— Start Material for this task —

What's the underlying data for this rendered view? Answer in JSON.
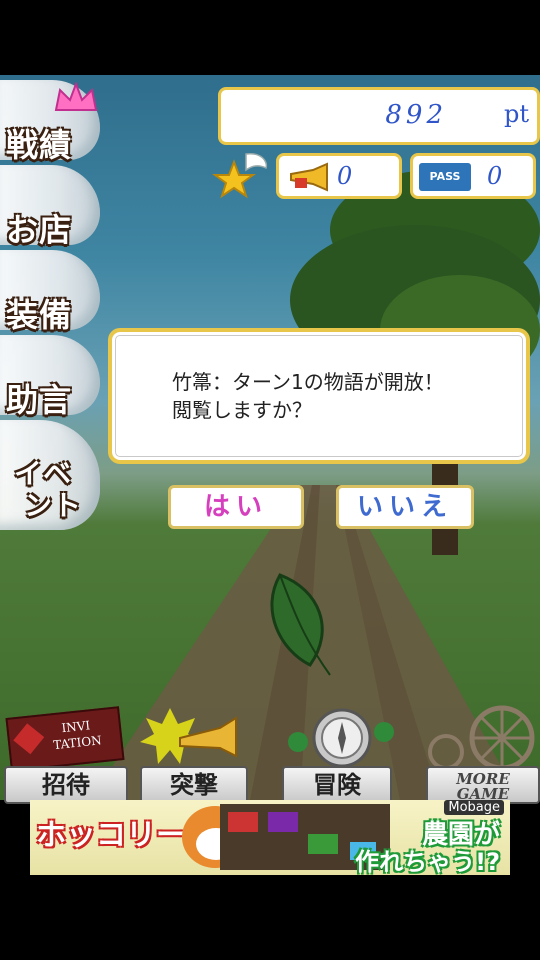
{
  "points": {
    "value": "892",
    "unit": "pt"
  },
  "items": {
    "trumpet_count": "0",
    "pass_count": "0",
    "pass_label": "PASS"
  },
  "menu": [
    "戦績",
    "お店",
    "装備",
    "助言",
    "イベ",
    "ント"
  ],
  "dialog": {
    "line1": "竹箒：ターン1の物語が開放！",
    "line2": "閲覧しますか？",
    "yes": "はい",
    "no": "いいえ"
  },
  "bottom_nav": {
    "invitation_card": "INVI TATION",
    "invite": "招待",
    "attack": "突撃",
    "adventure": "冒険",
    "more_line1": "MORE",
    "more_line2": "GAME"
  },
  "ad": {
    "badge": "Mobage",
    "logo": "ホッコリーナ",
    "copy1": "農園が",
    "copy2": "作れちゃう!?"
  }
}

— End Material for this task —

All of the material above needs to be restated exactly, with no pictures.

What's the underlying data for this rendered view? Answer in JSON.
{
  "points": {
    "value": "892",
    "unit": "pt"
  },
  "items": {
    "trumpet_count": "0",
    "pass_count": "0",
    "pass_label": "PASS"
  },
  "menu": [
    "戦績",
    "お店",
    "装備",
    "助言",
    "イベ",
    "ント"
  ],
  "dialog": {
    "line1": "竹箒：ターン1の物語が開放！",
    "line2": "閲覧しますか？",
    "yes": "はい",
    "no": "いいえ"
  },
  "bottom_nav": {
    "invitation_card": "INVI TATION",
    "invite": "招待",
    "attack": "突撃",
    "adventure": "冒険",
    "more_line1": "MORE",
    "more_line2": "GAME"
  },
  "ad": {
    "badge": "Mobage",
    "logo": "ホッコリーナ",
    "copy1": "農園が",
    "copy2": "作れちゃう!?"
  }
}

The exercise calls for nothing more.